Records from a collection
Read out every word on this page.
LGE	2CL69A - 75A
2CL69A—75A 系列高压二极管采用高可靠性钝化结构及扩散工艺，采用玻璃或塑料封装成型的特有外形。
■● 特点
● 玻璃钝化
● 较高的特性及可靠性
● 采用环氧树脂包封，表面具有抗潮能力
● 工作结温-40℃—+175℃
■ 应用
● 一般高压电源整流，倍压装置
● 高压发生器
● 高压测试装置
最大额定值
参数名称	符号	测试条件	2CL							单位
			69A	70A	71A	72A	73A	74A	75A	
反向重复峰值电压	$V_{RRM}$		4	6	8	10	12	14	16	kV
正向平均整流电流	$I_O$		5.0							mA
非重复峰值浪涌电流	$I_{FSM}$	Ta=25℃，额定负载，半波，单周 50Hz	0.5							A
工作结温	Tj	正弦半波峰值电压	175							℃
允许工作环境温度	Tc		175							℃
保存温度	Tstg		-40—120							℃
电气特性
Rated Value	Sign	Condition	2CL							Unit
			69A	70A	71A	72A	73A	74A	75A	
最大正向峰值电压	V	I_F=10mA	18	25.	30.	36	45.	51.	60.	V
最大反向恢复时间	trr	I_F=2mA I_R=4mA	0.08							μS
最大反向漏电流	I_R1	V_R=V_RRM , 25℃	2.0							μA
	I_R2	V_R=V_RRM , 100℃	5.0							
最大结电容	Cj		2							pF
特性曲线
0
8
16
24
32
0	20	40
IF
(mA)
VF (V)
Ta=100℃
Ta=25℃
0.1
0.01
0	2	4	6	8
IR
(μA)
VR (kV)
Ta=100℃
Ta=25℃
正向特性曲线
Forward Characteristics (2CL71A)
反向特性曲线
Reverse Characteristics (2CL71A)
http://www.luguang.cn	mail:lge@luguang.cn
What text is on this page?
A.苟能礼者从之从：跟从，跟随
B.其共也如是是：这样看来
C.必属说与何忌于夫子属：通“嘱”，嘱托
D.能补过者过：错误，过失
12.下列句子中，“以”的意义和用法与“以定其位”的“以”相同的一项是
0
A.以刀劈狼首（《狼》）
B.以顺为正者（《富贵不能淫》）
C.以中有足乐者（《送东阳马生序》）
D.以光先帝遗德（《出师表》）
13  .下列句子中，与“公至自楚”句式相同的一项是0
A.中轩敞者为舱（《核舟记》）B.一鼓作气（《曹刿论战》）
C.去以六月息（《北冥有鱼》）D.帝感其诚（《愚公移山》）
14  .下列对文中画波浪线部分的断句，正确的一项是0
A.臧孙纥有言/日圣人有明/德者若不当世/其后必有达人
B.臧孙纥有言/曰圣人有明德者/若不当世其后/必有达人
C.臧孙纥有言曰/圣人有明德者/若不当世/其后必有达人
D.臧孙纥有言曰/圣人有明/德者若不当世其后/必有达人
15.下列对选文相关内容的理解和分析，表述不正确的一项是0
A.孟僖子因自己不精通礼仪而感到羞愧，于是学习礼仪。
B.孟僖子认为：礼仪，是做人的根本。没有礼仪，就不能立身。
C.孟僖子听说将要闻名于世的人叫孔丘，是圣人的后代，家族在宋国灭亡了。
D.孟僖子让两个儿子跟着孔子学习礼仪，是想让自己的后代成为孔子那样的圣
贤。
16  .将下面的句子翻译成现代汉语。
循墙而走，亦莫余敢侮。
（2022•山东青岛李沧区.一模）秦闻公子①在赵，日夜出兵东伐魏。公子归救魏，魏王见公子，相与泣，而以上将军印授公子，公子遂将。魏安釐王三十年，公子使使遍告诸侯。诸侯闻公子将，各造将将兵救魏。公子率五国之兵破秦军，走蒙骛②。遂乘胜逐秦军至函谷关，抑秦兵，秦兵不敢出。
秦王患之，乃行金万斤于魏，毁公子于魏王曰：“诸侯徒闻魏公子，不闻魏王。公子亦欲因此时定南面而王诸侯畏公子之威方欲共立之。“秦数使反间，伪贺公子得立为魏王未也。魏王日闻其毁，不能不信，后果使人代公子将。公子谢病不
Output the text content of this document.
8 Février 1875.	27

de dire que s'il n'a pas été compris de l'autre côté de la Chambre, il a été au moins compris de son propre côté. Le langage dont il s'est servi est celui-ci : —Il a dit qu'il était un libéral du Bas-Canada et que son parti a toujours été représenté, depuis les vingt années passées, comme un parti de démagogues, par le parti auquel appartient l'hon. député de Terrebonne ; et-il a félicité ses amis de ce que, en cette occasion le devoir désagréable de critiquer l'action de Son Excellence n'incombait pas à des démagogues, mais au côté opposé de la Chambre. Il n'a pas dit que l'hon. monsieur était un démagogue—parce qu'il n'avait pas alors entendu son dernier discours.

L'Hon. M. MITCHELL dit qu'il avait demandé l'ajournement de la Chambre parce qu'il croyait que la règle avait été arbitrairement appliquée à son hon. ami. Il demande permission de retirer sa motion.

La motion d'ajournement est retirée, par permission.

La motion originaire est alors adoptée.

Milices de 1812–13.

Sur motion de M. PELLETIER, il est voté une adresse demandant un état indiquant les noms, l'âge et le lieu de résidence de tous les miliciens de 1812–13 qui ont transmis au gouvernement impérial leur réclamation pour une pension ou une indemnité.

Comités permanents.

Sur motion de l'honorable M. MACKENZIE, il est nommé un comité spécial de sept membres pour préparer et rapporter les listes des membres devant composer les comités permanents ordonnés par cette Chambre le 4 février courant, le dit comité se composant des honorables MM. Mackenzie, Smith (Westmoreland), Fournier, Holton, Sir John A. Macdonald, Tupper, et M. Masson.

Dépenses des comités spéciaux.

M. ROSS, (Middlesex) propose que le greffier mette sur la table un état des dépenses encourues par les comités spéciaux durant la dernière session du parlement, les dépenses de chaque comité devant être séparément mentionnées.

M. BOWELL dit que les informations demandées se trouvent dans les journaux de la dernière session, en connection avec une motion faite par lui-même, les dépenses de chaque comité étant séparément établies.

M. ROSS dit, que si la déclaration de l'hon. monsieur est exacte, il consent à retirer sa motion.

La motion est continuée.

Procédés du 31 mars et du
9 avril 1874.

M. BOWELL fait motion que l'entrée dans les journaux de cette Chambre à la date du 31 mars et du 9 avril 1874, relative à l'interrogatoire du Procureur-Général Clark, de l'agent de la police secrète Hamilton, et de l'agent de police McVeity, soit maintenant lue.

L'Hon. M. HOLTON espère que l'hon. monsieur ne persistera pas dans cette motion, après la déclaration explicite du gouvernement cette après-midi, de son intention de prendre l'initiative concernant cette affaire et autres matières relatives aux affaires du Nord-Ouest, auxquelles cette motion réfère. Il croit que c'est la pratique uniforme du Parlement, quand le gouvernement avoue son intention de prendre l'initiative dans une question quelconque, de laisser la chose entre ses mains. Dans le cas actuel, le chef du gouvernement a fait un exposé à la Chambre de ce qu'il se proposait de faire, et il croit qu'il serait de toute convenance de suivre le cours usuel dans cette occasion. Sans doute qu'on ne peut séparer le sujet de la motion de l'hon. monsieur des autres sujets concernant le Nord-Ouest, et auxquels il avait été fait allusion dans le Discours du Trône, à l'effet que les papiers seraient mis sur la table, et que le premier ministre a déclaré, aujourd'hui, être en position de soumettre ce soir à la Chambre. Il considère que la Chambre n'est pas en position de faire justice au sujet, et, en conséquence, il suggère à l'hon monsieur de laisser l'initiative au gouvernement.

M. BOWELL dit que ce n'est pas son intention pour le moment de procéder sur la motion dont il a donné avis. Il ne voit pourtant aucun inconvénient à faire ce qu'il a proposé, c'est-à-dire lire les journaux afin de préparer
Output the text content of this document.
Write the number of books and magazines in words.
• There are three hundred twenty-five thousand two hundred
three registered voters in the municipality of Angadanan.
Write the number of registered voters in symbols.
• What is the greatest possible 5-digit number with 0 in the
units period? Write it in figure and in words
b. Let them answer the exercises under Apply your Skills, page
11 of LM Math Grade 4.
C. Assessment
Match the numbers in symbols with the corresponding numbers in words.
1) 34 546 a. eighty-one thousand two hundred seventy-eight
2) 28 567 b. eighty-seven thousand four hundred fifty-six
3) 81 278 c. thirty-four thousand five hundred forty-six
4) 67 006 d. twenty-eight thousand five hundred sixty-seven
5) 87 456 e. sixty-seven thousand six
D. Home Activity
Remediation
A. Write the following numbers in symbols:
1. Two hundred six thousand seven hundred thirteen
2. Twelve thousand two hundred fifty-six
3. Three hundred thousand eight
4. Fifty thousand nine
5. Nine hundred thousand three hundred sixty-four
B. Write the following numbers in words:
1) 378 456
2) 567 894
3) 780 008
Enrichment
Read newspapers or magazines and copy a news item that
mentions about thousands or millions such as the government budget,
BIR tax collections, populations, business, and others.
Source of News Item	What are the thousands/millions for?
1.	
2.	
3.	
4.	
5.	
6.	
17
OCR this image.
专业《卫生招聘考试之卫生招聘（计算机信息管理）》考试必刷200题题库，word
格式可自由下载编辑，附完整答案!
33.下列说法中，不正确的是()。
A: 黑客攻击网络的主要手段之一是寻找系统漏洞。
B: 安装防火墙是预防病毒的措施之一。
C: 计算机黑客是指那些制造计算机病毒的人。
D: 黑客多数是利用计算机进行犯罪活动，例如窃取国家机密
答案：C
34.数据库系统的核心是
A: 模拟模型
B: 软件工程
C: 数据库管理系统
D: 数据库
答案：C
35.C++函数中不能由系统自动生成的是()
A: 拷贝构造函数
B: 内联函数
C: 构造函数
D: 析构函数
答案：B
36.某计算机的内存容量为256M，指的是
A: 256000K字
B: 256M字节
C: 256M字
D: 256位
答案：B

--- Written problem ---
Copy all the lines above that hold the string "permanents".

--- Answer to this task ---
Comités permanents.
Sur motion de l'honorable M. MACKENZIE, il est nommé un comité spécial de sept membres pour préparer et rapporter les listes des membres devant composer les comités permanents ordonnés par cette Chambre le 4 février courant, le dit comité se composant des honorables MM. Mackenzie, Smith (Westmoreland), Fournier, Holton, Sir John A. Macdonald, Tupper, et M. Masson.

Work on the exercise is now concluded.